Hamish Hay, uno studente laureato nel Lunar and Planatary Laboratory, potrebbe aver scoperto che l'attrazione gravitazionale dei pianeti di TRAPPIST-1, stia sollevando enormi maree sulla loro superficie capaci, forse, di attivare l'attività vulcanica o riscaldare il ghiaccio.

Nel frattempo Federico Fraschetti e un team di scienziati del Center for Astrophysics | Harvard & Smithsonian, hanno calcolato per la prima volta, quante particelle arrivano sui pianeti dalla loro stella, TRAPPIST-1.

Simulando i viaggi di queste particelle ad alta energia, hanno scoperto che il quarto pianeta della fascia abitabile potrebbe essere vittima di un potente bombardamento di protoni, di circa 1 milione di volte in più rispetto alla Terra.

Questo bombardamento di protoni potrebbe scomporre le molecole complesse che sono necessarie per costruire la vita nel pianeta in questione o forse, come riporta lo studio, potrebbero servire da catalizzatori per la creazione di queste molecole.

□ □ □ □ □ □ □

Puoi ripetere per intero, parola per parola, il brano sui pianeti di TRAPPIST-1?

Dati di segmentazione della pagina
□ □ □ □ □ □ □

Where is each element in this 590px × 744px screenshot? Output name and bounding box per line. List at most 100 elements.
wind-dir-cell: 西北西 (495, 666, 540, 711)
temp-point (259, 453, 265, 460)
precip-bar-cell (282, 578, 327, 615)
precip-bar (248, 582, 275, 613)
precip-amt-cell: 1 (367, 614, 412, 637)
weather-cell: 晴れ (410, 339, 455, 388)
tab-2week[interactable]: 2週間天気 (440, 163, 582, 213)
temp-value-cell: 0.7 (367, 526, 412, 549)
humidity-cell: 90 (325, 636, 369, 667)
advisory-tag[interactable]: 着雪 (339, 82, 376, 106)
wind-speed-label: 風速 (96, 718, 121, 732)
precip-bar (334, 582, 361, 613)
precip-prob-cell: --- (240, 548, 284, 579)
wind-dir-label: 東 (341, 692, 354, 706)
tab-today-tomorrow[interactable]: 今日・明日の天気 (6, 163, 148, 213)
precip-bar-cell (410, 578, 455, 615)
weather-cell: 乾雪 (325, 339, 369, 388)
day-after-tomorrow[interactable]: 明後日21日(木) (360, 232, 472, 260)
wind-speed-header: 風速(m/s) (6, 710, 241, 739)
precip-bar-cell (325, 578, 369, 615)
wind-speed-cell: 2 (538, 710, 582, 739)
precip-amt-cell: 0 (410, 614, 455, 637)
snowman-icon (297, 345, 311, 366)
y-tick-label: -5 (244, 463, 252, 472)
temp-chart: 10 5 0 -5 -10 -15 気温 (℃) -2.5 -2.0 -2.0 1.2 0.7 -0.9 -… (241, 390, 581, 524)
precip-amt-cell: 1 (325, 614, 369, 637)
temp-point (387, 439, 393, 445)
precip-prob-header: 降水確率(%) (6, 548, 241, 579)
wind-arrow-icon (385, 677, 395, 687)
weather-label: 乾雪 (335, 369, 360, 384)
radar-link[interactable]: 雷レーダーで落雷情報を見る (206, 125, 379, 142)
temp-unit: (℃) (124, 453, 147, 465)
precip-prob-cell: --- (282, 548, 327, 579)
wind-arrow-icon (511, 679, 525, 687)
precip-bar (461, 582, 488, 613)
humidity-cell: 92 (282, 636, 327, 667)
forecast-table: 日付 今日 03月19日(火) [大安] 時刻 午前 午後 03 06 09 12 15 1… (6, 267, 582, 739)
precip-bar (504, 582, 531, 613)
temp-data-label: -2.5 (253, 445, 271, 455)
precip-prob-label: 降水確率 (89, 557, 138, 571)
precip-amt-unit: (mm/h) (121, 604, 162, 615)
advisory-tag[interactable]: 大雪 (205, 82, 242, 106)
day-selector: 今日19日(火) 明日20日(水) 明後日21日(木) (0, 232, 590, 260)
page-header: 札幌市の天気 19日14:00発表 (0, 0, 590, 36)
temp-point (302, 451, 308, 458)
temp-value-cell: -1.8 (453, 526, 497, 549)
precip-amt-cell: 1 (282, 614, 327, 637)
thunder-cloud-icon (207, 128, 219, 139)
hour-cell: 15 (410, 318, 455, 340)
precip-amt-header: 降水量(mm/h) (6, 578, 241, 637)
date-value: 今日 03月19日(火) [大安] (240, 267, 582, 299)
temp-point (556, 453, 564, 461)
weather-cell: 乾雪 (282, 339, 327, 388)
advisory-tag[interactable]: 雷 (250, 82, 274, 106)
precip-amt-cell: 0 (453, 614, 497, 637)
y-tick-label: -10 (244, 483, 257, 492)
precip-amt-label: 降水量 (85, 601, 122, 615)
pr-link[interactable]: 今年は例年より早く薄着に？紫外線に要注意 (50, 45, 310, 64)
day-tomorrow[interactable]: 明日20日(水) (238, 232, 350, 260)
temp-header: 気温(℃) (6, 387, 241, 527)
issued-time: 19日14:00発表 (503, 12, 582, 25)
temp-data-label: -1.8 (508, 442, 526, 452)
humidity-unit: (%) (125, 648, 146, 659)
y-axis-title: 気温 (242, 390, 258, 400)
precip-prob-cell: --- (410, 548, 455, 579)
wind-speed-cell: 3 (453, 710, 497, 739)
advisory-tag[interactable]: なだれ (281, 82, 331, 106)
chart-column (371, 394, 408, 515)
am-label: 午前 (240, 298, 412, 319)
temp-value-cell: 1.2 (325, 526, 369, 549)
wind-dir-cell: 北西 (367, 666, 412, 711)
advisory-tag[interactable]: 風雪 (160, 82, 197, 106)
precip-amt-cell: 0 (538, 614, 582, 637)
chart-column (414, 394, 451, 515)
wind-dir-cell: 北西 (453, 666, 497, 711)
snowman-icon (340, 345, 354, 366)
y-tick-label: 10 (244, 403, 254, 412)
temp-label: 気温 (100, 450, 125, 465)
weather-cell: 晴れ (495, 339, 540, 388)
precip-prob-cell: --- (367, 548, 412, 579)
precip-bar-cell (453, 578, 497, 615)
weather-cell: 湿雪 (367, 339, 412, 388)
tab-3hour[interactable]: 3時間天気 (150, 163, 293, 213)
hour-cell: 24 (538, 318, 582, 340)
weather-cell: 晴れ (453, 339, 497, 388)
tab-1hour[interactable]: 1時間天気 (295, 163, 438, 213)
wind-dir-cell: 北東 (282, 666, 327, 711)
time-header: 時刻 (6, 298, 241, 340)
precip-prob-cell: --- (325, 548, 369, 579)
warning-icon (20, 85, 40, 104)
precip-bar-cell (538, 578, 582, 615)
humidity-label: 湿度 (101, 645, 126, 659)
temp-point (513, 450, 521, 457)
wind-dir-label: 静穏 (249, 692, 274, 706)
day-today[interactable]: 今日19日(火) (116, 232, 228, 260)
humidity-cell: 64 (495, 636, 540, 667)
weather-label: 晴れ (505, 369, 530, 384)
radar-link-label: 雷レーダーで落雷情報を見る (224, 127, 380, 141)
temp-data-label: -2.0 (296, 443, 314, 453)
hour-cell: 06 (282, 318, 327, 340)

□ □ □ □ □ □ □

*La risposta*
Hamish Hay, uno studente laureato nel Lunar and Planatary Laboratory, potrebbe aver scoperto che l'attrazione gravitazionale dei pianeti di TRAPPIST-1, stia sollevando enormi maree sulla loro superficie capaci, forse, di attivare l'attività vulcanica o riscaldare il ghiaccio.

Nel frattempo Federico Fraschetti e un team di scienziati del Center for Astrophysics | Harvard & Smithsonian, hanno calcolato per la prima volta, quante particelle arrivano sui pianeti dalla loro stella, TRAPPIST-1.

Simulando i viaggi di queste particelle ad alta energia, hanno scoperto che il quarto pianeta della fascia abitabile potrebbe essere vittima di un potente bombardamento di protoni, di circa 1 milione di volte in più rispetto alla Terra.

Questo bombardamento di protoni potrebbe scomporre le molecole complesse che sono necessarie per costruire la vita nel pianeta in questione o forse, come riporta lo studio, potrebbero servire da catalizzatori per la creazione di queste molecole.